[Exercise objective] Using the entries that follow, collect the lines where the word "What" appears.

[Extracted material]
-*-*-

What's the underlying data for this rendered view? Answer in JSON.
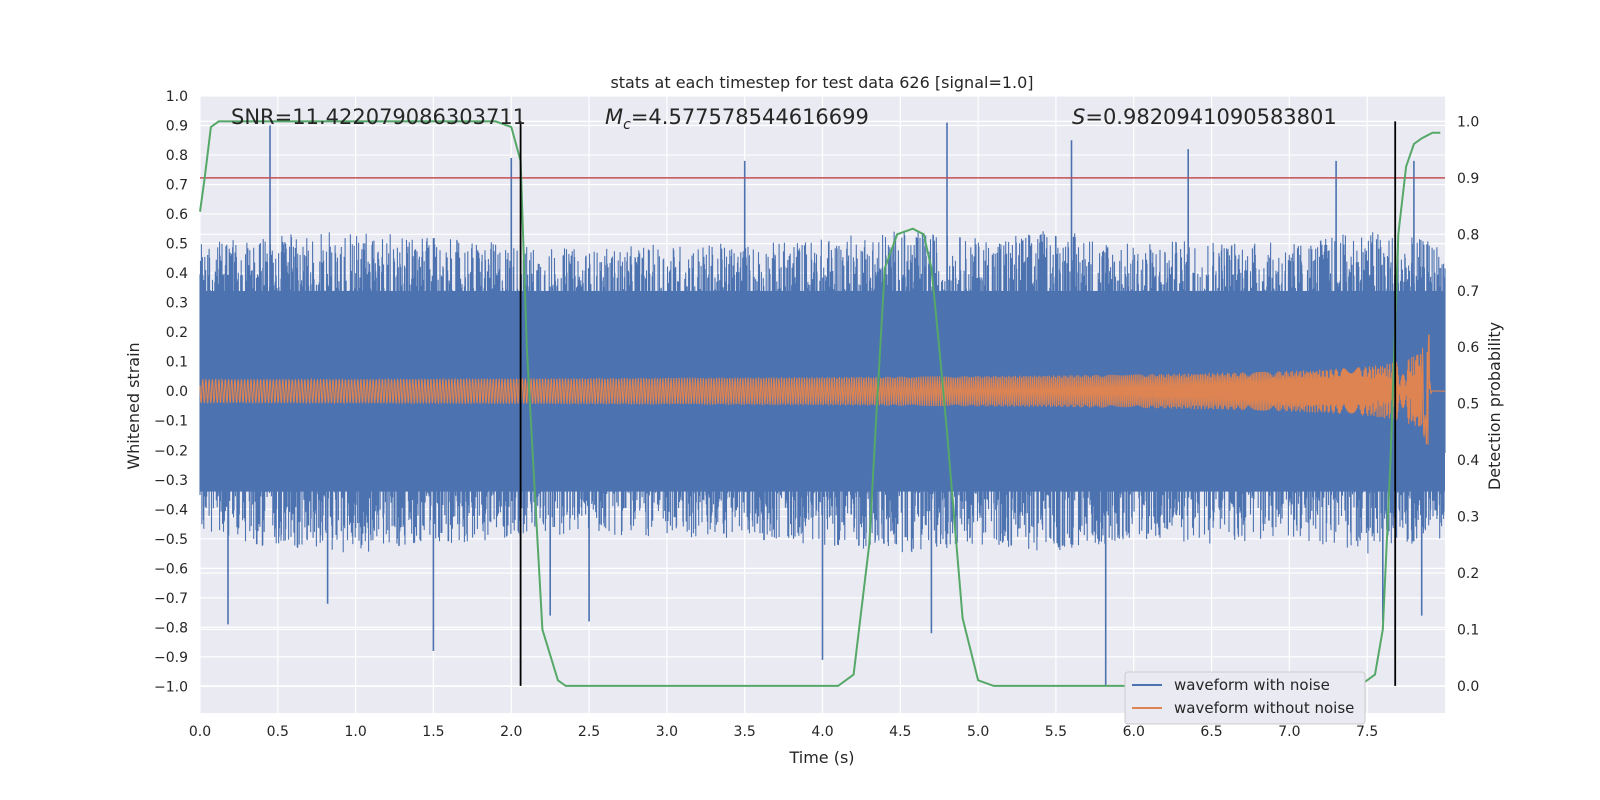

-*-*-

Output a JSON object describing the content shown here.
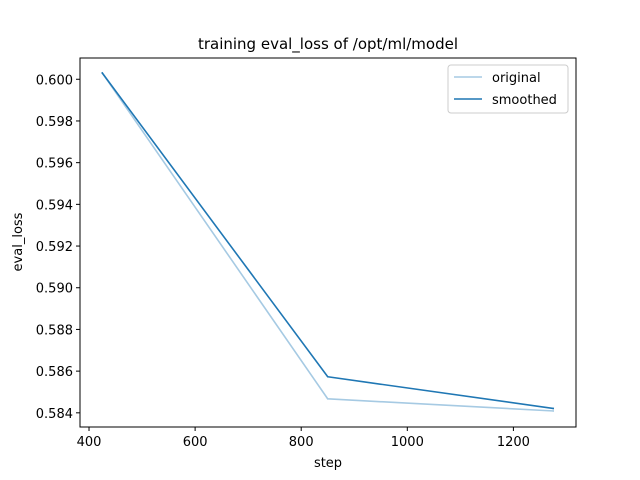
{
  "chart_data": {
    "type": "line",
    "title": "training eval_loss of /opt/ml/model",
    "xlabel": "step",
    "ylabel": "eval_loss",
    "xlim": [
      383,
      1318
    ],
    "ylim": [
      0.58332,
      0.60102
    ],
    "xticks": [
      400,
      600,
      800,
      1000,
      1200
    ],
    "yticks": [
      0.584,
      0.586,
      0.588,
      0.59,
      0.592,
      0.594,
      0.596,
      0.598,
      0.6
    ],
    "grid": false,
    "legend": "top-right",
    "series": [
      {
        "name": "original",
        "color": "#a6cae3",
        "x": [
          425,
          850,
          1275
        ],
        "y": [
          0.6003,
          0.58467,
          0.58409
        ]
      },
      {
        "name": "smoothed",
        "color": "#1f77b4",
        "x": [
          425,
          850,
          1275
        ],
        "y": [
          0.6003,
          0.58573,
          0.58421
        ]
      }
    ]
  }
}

-*-*-

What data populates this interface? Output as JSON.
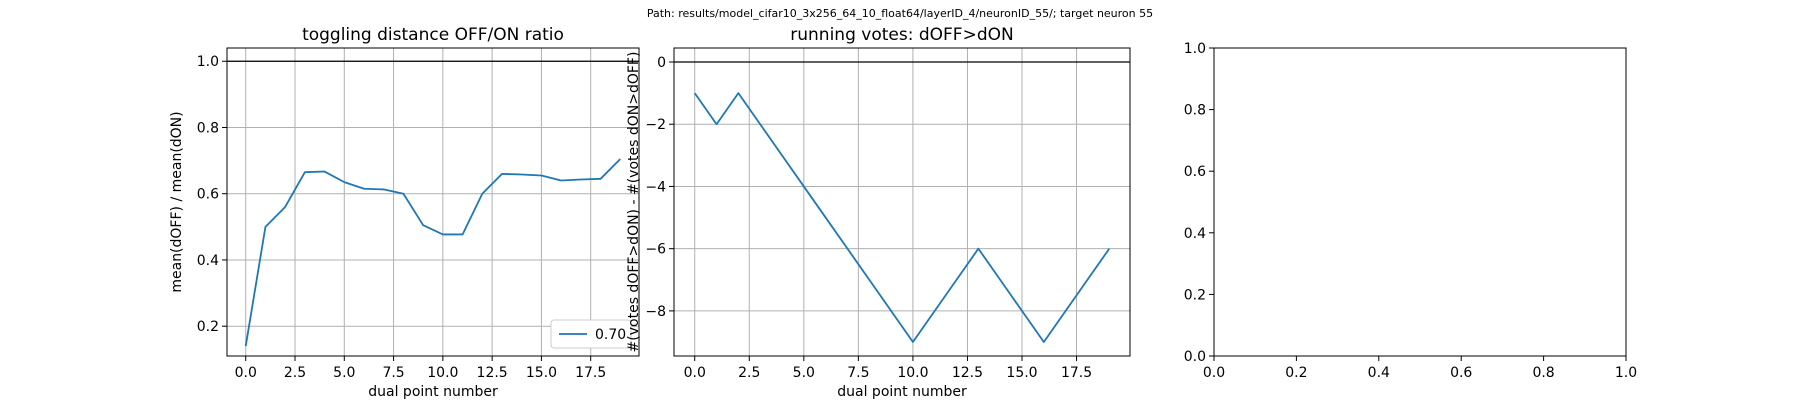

-*-*-

[Response below]
What's the underlying data for this rendered view? Answer in JSON.
What data populates this interface? Output as JSON.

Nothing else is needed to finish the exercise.